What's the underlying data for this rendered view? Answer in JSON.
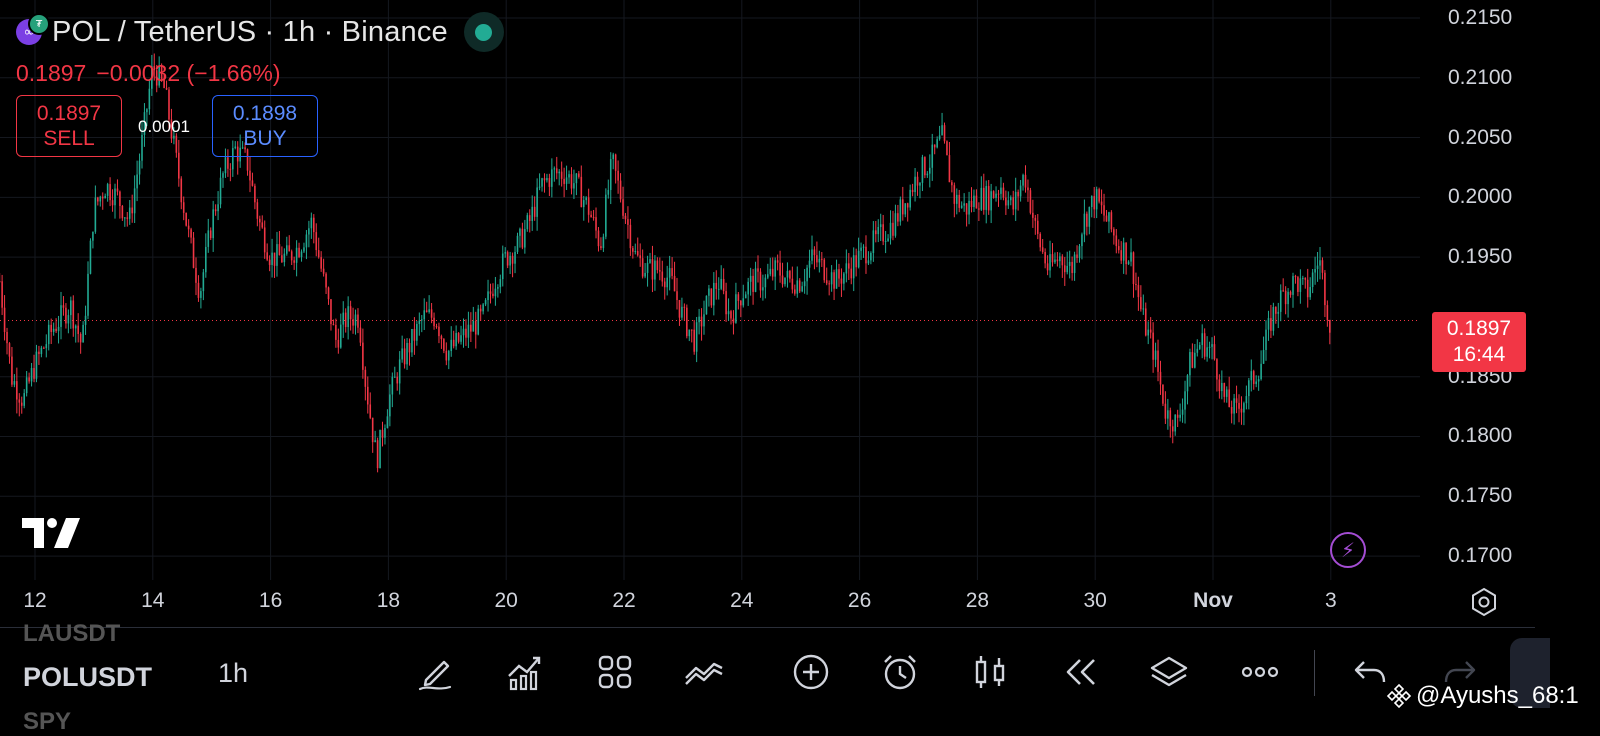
{
  "header": {
    "title": "POL / TetherUS · 1h · Binance",
    "price": "0.1897",
    "change": "−0.0032 (−1.66%)"
  },
  "trade": {
    "sell_price": "0.1897",
    "sell_label": "SELL",
    "spread": "0.0001",
    "buy_price": "0.1898",
    "buy_label": "BUY"
  },
  "last_price_tag": {
    "price": "0.1897",
    "countdown": "16:44"
  },
  "toolbar": {
    "symbol_prev": "LAUSDT",
    "symbol_current": "POLUSDT",
    "symbol_next": "SPY",
    "timeframe": "1h",
    "icons": [
      "pencil-icon",
      "indicators-icon",
      "grid-icon",
      "compare-icon",
      "add-icon",
      "alert-icon",
      "candle-style-icon",
      "replay-icon",
      "layers-icon",
      "more-icon",
      "undo-icon",
      "redo-icon"
    ]
  },
  "watermark": "@Ayushs_68:1",
  "colors": {
    "up": "#22ab94",
    "down": "#f23645",
    "accent": "#2962ff",
    "background": "#000000"
  },
  "chart_data": {
    "type": "candlestick",
    "y_ticks": [
      "0.2150",
      "0.2100",
      "0.2050",
      "0.2000",
      "0.1950",
      "0.1850",
      "0.1800",
      "0.1750",
      "0.1700"
    ],
    "x_ticks": [
      {
        "label": "12",
        "day": 12
      },
      {
        "label": "14",
        "day": 14
      },
      {
        "label": "16",
        "day": 16
      },
      {
        "label": "18",
        "day": 18
      },
      {
        "label": "20",
        "day": 20
      },
      {
        "label": "22",
        "day": 22
      },
      {
        "label": "24",
        "day": 24
      },
      {
        "label": "26",
        "day": 26
      },
      {
        "label": "28",
        "day": 28
      },
      {
        "label": "30",
        "day": 30
      },
      {
        "label": "Nov",
        "day": 32,
        "month": true
      },
      {
        "label": "3",
        "day": 34
      }
    ],
    "ylim": [
      0.168,
      0.2165
    ],
    "last_price": 0.1897,
    "close_path": [
      [
        11.4,
        0.193
      ],
      [
        11.6,
        0.185
      ],
      [
        11.8,
        0.183
      ],
      [
        12.0,
        0.186
      ],
      [
        12.3,
        0.189
      ],
      [
        12.6,
        0.191
      ],
      [
        12.8,
        0.1875
      ],
      [
        13.0,
        0.199
      ],
      [
        13.2,
        0.201
      ],
      [
        13.4,
        0.2
      ],
      [
        13.6,
        0.198
      ],
      [
        13.8,
        0.204
      ],
      [
        14.0,
        0.211
      ],
      [
        14.2,
        0.209
      ],
      [
        14.4,
        0.203
      ],
      [
        14.6,
        0.197
      ],
      [
        14.8,
        0.192
      ],
      [
        15.0,
        0.198
      ],
      [
        15.2,
        0.202
      ],
      [
        15.4,
        0.204
      ],
      [
        15.6,
        0.203
      ],
      [
        15.8,
        0.198
      ],
      [
        16.0,
        0.195
      ],
      [
        16.3,
        0.195
      ],
      [
        16.5,
        0.196
      ],
      [
        16.7,
        0.198
      ],
      [
        16.9,
        0.193
      ],
      [
        17.1,
        0.188
      ],
      [
        17.3,
        0.19
      ],
      [
        17.5,
        0.19
      ],
      [
        17.6,
        0.185
      ],
      [
        17.8,
        0.178
      ],
      [
        18.0,
        0.183
      ],
      [
        18.2,
        0.186
      ],
      [
        18.4,
        0.188
      ],
      [
        18.6,
        0.19
      ],
      [
        18.8,
        0.19
      ],
      [
        19.0,
        0.187
      ],
      [
        19.2,
        0.188
      ],
      [
        19.4,
        0.189
      ],
      [
        19.6,
        0.19
      ],
      [
        19.8,
        0.193
      ],
      [
        20.0,
        0.195
      ],
      [
        20.2,
        0.196
      ],
      [
        20.4,
        0.198
      ],
      [
        20.6,
        0.201
      ],
      [
        20.8,
        0.202
      ],
      [
        21.0,
        0.202
      ],
      [
        21.2,
        0.201
      ],
      [
        21.4,
        0.199
      ],
      [
        21.6,
        0.196
      ],
      [
        21.8,
        0.203
      ],
      [
        22.0,
        0.199
      ],
      [
        22.2,
        0.195
      ],
      [
        22.4,
        0.194
      ],
      [
        22.6,
        0.194
      ],
      [
        22.8,
        0.193
      ],
      [
        23.0,
        0.19
      ],
      [
        23.2,
        0.188
      ],
      [
        23.4,
        0.191
      ],
      [
        23.6,
        0.193
      ],
      [
        23.8,
        0.19
      ],
      [
        24.0,
        0.192
      ],
      [
        24.2,
        0.193
      ],
      [
        24.4,
        0.193
      ],
      [
        24.6,
        0.194
      ],
      [
        24.8,
        0.193
      ],
      [
        25.0,
        0.193
      ],
      [
        25.2,
        0.195
      ],
      [
        25.4,
        0.194
      ],
      [
        25.6,
        0.193
      ],
      [
        25.8,
        0.194
      ],
      [
        26.0,
        0.195
      ],
      [
        26.2,
        0.196
      ],
      [
        26.4,
        0.197
      ],
      [
        26.6,
        0.198
      ],
      [
        26.8,
        0.2
      ],
      [
        27.0,
        0.202
      ],
      [
        27.2,
        0.203
      ],
      [
        27.4,
        0.205
      ],
      [
        27.6,
        0.2
      ],
      [
        27.8,
        0.199
      ],
      [
        28.0,
        0.2
      ],
      [
        28.2,
        0.2
      ],
      [
        28.4,
        0.201
      ],
      [
        28.6,
        0.199
      ],
      [
        28.8,
        0.202
      ],
      [
        29.0,
        0.197
      ],
      [
        29.2,
        0.194
      ],
      [
        29.4,
        0.195
      ],
      [
        29.6,
        0.194
      ],
      [
        29.8,
        0.198
      ],
      [
        30.0,
        0.2
      ],
      [
        30.2,
        0.198
      ],
      [
        30.4,
        0.196
      ],
      [
        30.6,
        0.195
      ],
      [
        30.8,
        0.19
      ],
      [
        31.0,
        0.187
      ],
      [
        31.2,
        0.182
      ],
      [
        31.4,
        0.181
      ],
      [
        31.6,
        0.186
      ],
      [
        31.8,
        0.188
      ],
      [
        32.0,
        0.187
      ],
      [
        32.2,
        0.183
      ],
      [
        32.4,
        0.182
      ],
      [
        32.6,
        0.184
      ],
      [
        32.8,
        0.186
      ],
      [
        33.0,
        0.19
      ],
      [
        33.2,
        0.192
      ],
      [
        33.4,
        0.193
      ],
      [
        33.6,
        0.192
      ],
      [
        33.8,
        0.195
      ],
      [
        34.0,
        0.189
      ]
    ]
  }
}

┄┄┄┄┄┄

■ SET PROBLEM
Print out every entry above without changing a word, and leave out the pictures.

■ FULL SOLUTION
What's the underlying data for this rendered view? Answer in JSON.
{
  "header": {
    "title": "POL / TetherUS · 1h · Binance",
    "price": "0.1897",
    "change": "−0.0032 (−1.66%)"
  },
  "trade": {
    "sell_price": "0.1897",
    "sell_label": "SELL",
    "spread": "0.0001",
    "buy_price": "0.1898",
    "buy_label": "BUY"
  },
  "last_price_tag": {
    "price": "0.1897",
    "countdown": "16:44"
  },
  "toolbar": {
    "symbol_prev": "LAUSDT",
    "symbol_current": "POLUSDT",
    "symbol_next": "SPY",
    "timeframe": "1h",
    "icons": [
      "pencil-icon",
      "indicators-icon",
      "grid-icon",
      "compare-icon",
      "add-icon",
      "alert-icon",
      "candle-style-icon",
      "replay-icon",
      "layers-icon",
      "more-icon",
      "undo-icon",
      "redo-icon"
    ]
  },
  "watermark": "@Ayushs_68:1",
  "colors": {
    "up": "#22ab94",
    "down": "#f23645",
    "accent": "#2962ff",
    "background": "#000000"
  },
  "chart_data": {
    "type": "candlestick",
    "y_ticks": [
      "0.2150",
      "0.2100",
      "0.2050",
      "0.2000",
      "0.1950",
      "0.1850",
      "0.1800",
      "0.1750",
      "0.1700"
    ],
    "x_ticks": [
      {
        "label": "12",
        "day": 12
      },
      {
        "label": "14",
        "day": 14
      },
      {
        "label": "16",
        "day": 16
      },
      {
        "label": "18",
        "day": 18
      },
      {
        "label": "20",
        "day": 20
      },
      {
        "label": "22",
        "day": 22
      },
      {
        "label": "24",
        "day": 24
      },
      {
        "label": "26",
        "day": 26
      },
      {
        "label": "28",
        "day": 28
      },
      {
        "label": "30",
        "day": 30
      },
      {
        "label": "Nov",
        "day": 32,
        "month": true
      },
      {
        "label": "3",
        "day": 34
      }
    ],
    "ylim": [
      0.168,
      0.2165
    ],
    "last_price": 0.1897,
    "close_path": [
      [
        11.4,
        0.193
      ],
      [
        11.6,
        0.185
      ],
      [
        11.8,
        0.183
      ],
      [
        12.0,
        0.186
      ],
      [
        12.3,
        0.189
      ],
      [
        12.6,
        0.191
      ],
      [
        12.8,
        0.1875
      ],
      [
        13.0,
        0.199
      ],
      [
        13.2,
        0.201
      ],
      [
        13.4,
        0.2
      ],
      [
        13.6,
        0.198
      ],
      [
        13.8,
        0.204
      ],
      [
        14.0,
        0.211
      ],
      [
        14.2,
        0.209
      ],
      [
        14.4,
        0.203
      ],
      [
        14.6,
        0.197
      ],
      [
        14.8,
        0.192
      ],
      [
        15.0,
        0.198
      ],
      [
        15.2,
        0.202
      ],
      [
        15.4,
        0.204
      ],
      [
        15.6,
        0.203
      ],
      [
        15.8,
        0.198
      ],
      [
        16.0,
        0.195
      ],
      [
        16.3,
        0.195
      ],
      [
        16.5,
        0.196
      ],
      [
        16.7,
        0.198
      ],
      [
        16.9,
        0.193
      ],
      [
        17.1,
        0.188
      ],
      [
        17.3,
        0.19
      ],
      [
        17.5,
        0.19
      ],
      [
        17.6,
        0.185
      ],
      [
        17.8,
        0.178
      ],
      [
        18.0,
        0.183
      ],
      [
        18.2,
        0.186
      ],
      [
        18.4,
        0.188
      ],
      [
        18.6,
        0.19
      ],
      [
        18.8,
        0.19
      ],
      [
        19.0,
        0.187
      ],
      [
        19.2,
        0.188
      ],
      [
        19.4,
        0.189
      ],
      [
        19.6,
        0.19
      ],
      [
        19.8,
        0.193
      ],
      [
        20.0,
        0.195
      ],
      [
        20.2,
        0.196
      ],
      [
        20.4,
        0.198
      ],
      [
        20.6,
        0.201
      ],
      [
        20.8,
        0.202
      ],
      [
        21.0,
        0.202
      ],
      [
        21.2,
        0.201
      ],
      [
        21.4,
        0.199
      ],
      [
        21.6,
        0.196
      ],
      [
        21.8,
        0.203
      ],
      [
        22.0,
        0.199
      ],
      [
        22.2,
        0.195
      ],
      [
        22.4,
        0.194
      ],
      [
        22.6,
        0.194
      ],
      [
        22.8,
        0.193
      ],
      [
        23.0,
        0.19
      ],
      [
        23.2,
        0.188
      ],
      [
        23.4,
        0.191
      ],
      [
        23.6,
        0.193
      ],
      [
        23.8,
        0.19
      ],
      [
        24.0,
        0.192
      ],
      [
        24.2,
        0.193
      ],
      [
        24.4,
        0.193
      ],
      [
        24.6,
        0.194
      ],
      [
        24.8,
        0.193
      ],
      [
        25.0,
        0.193
      ],
      [
        25.2,
        0.195
      ],
      [
        25.4,
        0.194
      ],
      [
        25.6,
        0.193
      ],
      [
        25.8,
        0.194
      ],
      [
        26.0,
        0.195
      ],
      [
        26.2,
        0.196
      ],
      [
        26.4,
        0.197
      ],
      [
        26.6,
        0.198
      ],
      [
        26.8,
        0.2
      ],
      [
        27.0,
        0.202
      ],
      [
        27.2,
        0.203
      ],
      [
        27.4,
        0.205
      ],
      [
        27.6,
        0.2
      ],
      [
        27.8,
        0.199
      ],
      [
        28.0,
        0.2
      ],
      [
        28.2,
        0.2
      ],
      [
        28.4,
        0.201
      ],
      [
        28.6,
        0.199
      ],
      [
        28.8,
        0.202
      ],
      [
        29.0,
        0.197
      ],
      [
        29.2,
        0.194
      ],
      [
        29.4,
        0.195
      ],
      [
        29.6,
        0.194
      ],
      [
        29.8,
        0.198
      ],
      [
        30.0,
        0.2
      ],
      [
        30.2,
        0.198
      ],
      [
        30.4,
        0.196
      ],
      [
        30.6,
        0.195
      ],
      [
        30.8,
        0.19
      ],
      [
        31.0,
        0.187
      ],
      [
        31.2,
        0.182
      ],
      [
        31.4,
        0.181
      ],
      [
        31.6,
        0.186
      ],
      [
        31.8,
        0.188
      ],
      [
        32.0,
        0.187
      ],
      [
        32.2,
        0.183
      ],
      [
        32.4,
        0.182
      ],
      [
        32.6,
        0.184
      ],
      [
        32.8,
        0.186
      ],
      [
        33.0,
        0.19
      ],
      [
        33.2,
        0.192
      ],
      [
        33.4,
        0.193
      ],
      [
        33.6,
        0.192
      ],
      [
        33.8,
        0.195
      ],
      [
        34.0,
        0.189
      ]
    ]
  }
}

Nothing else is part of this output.